(Task statement): Give nothing except the number of lines containing the word "this".

(Rows from a figure dataset):

┄┄┄┄┄┄

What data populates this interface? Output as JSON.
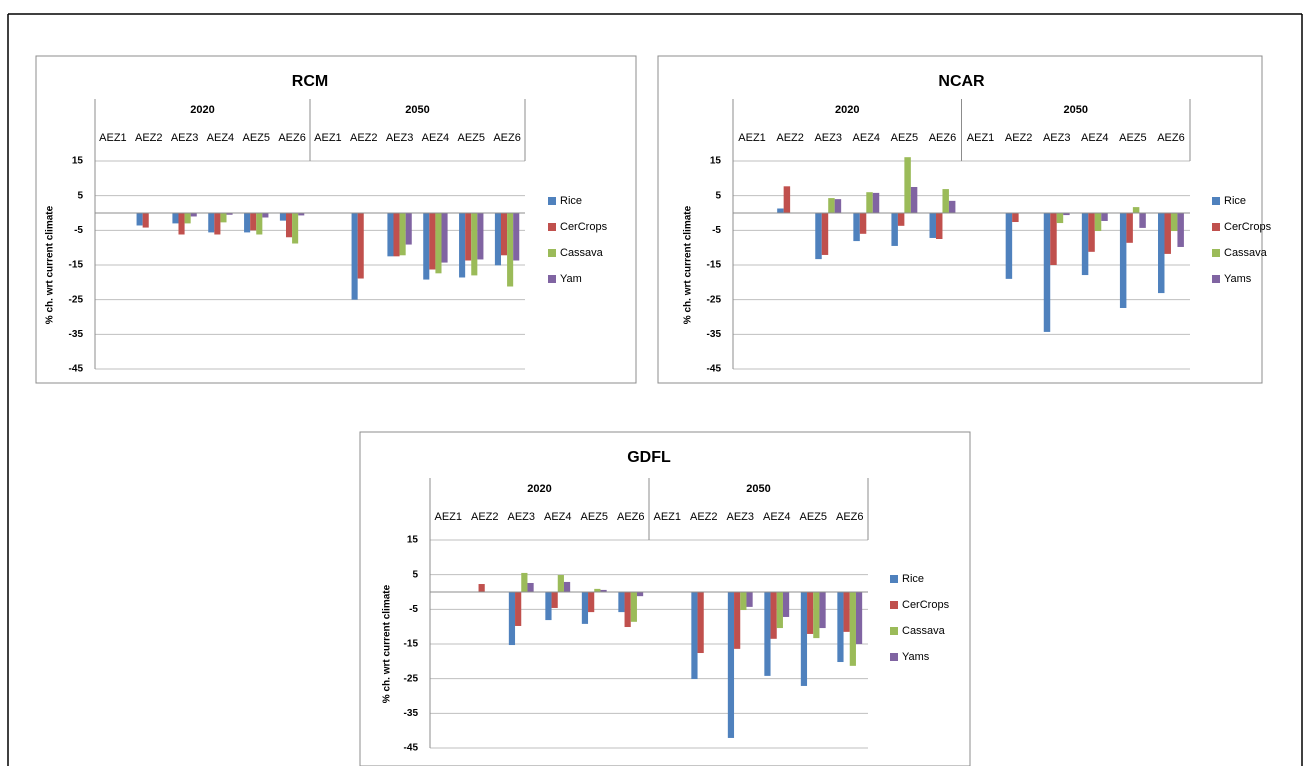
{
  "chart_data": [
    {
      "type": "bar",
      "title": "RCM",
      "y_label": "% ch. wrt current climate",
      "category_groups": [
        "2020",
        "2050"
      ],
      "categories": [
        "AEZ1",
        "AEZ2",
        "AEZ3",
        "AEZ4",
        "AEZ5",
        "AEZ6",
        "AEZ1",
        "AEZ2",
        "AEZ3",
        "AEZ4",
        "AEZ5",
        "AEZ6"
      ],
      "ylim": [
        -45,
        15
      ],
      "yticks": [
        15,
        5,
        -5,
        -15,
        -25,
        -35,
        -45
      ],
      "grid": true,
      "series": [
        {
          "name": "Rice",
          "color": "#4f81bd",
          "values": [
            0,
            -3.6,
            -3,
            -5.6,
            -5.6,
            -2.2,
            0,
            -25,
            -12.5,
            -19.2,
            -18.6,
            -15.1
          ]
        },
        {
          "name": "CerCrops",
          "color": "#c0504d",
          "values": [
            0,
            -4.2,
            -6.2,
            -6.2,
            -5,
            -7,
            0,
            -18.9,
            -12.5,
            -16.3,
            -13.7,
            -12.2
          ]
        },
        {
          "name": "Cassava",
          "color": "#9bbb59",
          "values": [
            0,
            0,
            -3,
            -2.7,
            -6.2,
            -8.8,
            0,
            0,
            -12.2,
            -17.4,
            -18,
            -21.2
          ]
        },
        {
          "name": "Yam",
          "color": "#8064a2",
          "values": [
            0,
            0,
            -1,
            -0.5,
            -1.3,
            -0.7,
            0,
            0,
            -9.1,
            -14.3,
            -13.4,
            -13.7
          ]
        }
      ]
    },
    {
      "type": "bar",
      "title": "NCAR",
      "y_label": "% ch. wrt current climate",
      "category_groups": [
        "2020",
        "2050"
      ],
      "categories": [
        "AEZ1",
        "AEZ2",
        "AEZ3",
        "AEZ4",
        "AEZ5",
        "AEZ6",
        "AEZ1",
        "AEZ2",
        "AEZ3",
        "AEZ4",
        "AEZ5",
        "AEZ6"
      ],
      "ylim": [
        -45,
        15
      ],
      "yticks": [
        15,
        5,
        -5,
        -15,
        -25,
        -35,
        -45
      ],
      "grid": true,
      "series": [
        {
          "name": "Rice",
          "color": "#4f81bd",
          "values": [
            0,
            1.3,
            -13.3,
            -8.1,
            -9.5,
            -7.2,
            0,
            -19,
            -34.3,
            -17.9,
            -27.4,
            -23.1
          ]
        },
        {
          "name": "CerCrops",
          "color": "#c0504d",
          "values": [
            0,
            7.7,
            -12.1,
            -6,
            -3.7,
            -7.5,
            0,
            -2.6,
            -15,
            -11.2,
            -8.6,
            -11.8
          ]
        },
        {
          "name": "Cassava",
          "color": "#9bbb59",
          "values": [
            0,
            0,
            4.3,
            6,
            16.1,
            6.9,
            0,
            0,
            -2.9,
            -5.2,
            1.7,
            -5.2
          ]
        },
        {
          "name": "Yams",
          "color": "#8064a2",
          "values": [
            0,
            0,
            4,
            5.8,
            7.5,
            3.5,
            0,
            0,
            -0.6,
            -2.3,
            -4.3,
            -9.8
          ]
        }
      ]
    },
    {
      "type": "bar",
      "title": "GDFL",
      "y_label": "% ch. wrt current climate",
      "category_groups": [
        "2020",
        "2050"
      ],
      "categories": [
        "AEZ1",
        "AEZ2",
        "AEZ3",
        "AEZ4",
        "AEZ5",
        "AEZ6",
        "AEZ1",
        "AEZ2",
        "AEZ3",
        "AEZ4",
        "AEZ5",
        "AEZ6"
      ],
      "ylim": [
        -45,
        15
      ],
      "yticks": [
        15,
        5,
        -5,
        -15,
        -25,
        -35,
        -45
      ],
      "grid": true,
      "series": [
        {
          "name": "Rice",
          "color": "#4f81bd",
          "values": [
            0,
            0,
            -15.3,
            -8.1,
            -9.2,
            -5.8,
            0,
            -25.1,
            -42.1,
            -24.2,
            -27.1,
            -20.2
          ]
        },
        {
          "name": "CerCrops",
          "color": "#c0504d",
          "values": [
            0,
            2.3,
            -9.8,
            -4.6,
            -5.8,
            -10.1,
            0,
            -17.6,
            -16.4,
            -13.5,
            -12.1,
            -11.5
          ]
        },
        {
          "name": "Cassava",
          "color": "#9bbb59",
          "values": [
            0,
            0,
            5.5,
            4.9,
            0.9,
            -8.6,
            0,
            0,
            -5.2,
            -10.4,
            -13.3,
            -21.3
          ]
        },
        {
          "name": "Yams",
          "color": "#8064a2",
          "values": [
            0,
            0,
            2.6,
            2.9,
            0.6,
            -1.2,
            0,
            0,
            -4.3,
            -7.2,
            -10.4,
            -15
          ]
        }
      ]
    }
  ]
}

┄┄┄┄┄┄

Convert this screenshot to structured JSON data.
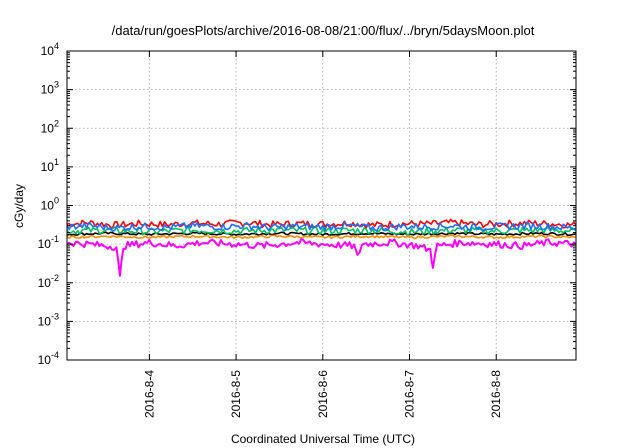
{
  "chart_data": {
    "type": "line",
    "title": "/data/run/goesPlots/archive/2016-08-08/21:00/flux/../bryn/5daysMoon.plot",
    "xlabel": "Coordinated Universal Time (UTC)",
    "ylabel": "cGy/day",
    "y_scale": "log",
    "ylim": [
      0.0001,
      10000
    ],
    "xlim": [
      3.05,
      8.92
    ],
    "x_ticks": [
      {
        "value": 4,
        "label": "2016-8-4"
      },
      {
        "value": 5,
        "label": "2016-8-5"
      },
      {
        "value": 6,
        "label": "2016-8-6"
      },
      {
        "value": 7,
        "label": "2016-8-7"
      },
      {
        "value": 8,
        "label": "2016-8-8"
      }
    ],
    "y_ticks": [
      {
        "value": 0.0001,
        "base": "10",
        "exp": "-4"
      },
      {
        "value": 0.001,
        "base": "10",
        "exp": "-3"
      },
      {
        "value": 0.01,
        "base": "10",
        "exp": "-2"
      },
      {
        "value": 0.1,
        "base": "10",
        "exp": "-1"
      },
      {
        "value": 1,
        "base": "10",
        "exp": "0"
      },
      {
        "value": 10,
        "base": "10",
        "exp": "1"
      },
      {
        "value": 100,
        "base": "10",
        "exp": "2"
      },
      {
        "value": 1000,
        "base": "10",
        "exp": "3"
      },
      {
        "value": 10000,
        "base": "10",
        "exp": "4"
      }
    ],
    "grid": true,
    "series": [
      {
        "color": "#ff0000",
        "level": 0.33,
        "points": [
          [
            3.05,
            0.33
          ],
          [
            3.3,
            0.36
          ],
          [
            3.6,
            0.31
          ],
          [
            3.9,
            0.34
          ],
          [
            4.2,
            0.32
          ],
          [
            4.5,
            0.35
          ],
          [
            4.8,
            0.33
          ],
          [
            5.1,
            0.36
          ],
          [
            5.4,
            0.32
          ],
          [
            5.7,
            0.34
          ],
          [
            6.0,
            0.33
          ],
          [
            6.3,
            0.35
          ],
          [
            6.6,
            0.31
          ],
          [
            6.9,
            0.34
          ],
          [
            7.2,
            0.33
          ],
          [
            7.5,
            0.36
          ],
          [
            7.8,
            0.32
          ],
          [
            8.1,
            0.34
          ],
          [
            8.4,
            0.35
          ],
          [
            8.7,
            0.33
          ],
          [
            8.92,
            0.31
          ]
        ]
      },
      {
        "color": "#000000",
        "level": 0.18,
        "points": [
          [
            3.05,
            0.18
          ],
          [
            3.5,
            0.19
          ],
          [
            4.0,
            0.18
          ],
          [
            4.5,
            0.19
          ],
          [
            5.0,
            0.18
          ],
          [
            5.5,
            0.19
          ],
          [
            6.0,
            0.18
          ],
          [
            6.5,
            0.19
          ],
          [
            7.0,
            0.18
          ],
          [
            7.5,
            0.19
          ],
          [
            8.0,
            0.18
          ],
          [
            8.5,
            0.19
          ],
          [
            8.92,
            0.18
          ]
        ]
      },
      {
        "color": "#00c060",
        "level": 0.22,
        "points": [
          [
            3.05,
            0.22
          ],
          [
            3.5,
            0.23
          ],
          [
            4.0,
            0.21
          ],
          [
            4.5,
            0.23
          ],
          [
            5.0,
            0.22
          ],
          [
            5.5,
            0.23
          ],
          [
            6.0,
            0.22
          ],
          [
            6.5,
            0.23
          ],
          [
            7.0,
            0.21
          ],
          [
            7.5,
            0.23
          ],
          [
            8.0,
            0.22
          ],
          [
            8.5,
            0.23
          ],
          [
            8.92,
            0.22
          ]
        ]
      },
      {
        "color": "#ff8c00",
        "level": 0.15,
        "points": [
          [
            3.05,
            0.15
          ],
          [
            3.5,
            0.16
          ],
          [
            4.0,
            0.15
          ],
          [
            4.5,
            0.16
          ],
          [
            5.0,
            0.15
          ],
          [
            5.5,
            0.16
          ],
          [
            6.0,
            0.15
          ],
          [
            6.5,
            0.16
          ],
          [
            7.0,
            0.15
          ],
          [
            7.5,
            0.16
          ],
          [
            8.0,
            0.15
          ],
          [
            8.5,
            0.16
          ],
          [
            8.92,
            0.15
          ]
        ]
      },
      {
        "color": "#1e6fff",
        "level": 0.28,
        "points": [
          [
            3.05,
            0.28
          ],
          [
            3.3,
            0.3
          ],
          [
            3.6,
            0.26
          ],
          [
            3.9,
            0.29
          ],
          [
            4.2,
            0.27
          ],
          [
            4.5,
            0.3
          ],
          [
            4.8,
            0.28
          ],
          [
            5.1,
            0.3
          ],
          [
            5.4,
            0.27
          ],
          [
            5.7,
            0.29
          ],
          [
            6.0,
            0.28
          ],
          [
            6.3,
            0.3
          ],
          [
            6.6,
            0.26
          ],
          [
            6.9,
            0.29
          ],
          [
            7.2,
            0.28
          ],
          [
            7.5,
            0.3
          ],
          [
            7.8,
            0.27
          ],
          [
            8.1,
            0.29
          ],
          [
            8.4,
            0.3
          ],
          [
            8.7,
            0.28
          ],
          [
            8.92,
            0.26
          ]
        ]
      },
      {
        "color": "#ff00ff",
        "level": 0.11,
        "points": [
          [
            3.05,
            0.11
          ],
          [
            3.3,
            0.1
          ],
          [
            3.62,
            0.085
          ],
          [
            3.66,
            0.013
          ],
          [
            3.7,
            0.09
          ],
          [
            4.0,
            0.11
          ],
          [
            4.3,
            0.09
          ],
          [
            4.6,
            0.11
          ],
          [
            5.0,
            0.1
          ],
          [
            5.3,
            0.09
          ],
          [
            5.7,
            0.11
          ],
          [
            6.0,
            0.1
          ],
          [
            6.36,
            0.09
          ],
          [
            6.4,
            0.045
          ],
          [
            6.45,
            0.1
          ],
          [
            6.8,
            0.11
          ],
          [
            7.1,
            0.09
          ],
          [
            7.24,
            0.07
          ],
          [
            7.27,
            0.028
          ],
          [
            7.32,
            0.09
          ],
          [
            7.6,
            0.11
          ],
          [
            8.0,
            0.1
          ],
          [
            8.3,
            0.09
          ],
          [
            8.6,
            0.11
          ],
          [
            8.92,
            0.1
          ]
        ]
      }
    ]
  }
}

┄┄┄┄┄┄

(Exercise result): 2